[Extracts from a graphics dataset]
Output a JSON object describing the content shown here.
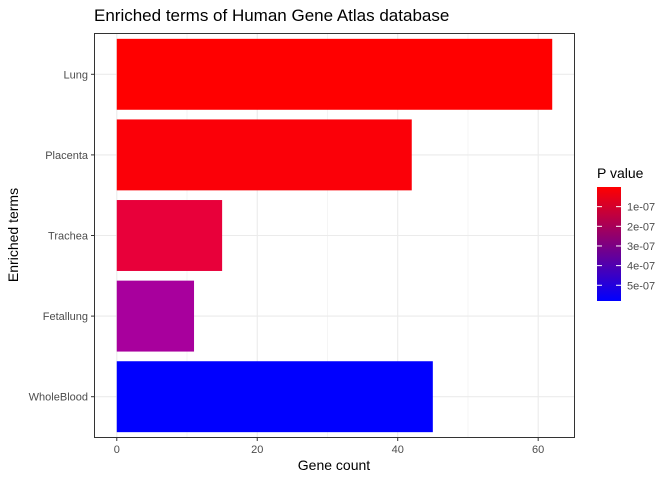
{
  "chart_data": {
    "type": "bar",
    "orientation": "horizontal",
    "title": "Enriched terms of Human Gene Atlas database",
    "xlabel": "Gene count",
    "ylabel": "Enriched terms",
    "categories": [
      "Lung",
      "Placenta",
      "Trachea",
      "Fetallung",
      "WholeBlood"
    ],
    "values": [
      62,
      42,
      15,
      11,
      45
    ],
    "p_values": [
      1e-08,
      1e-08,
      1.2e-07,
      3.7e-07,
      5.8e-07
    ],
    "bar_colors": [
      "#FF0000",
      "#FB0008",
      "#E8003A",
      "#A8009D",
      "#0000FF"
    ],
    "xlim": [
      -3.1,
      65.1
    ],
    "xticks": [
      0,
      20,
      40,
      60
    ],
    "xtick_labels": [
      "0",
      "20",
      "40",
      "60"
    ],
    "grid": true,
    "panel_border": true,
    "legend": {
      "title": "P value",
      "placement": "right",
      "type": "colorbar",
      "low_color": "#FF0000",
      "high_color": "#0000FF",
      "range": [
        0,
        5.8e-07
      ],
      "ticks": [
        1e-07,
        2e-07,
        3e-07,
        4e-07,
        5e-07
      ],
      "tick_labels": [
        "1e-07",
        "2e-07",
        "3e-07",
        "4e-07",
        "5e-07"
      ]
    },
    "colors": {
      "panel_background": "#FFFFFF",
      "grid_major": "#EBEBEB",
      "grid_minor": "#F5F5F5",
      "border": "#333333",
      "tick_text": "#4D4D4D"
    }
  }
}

TASK DESCRIPTION - What is needed is every line of the records that contains the word "Enriched".

EXERCISE ANSWER -
    "title": "Enriched terms of Human Gene Atlas database",
    "ylabel": "Enriched terms",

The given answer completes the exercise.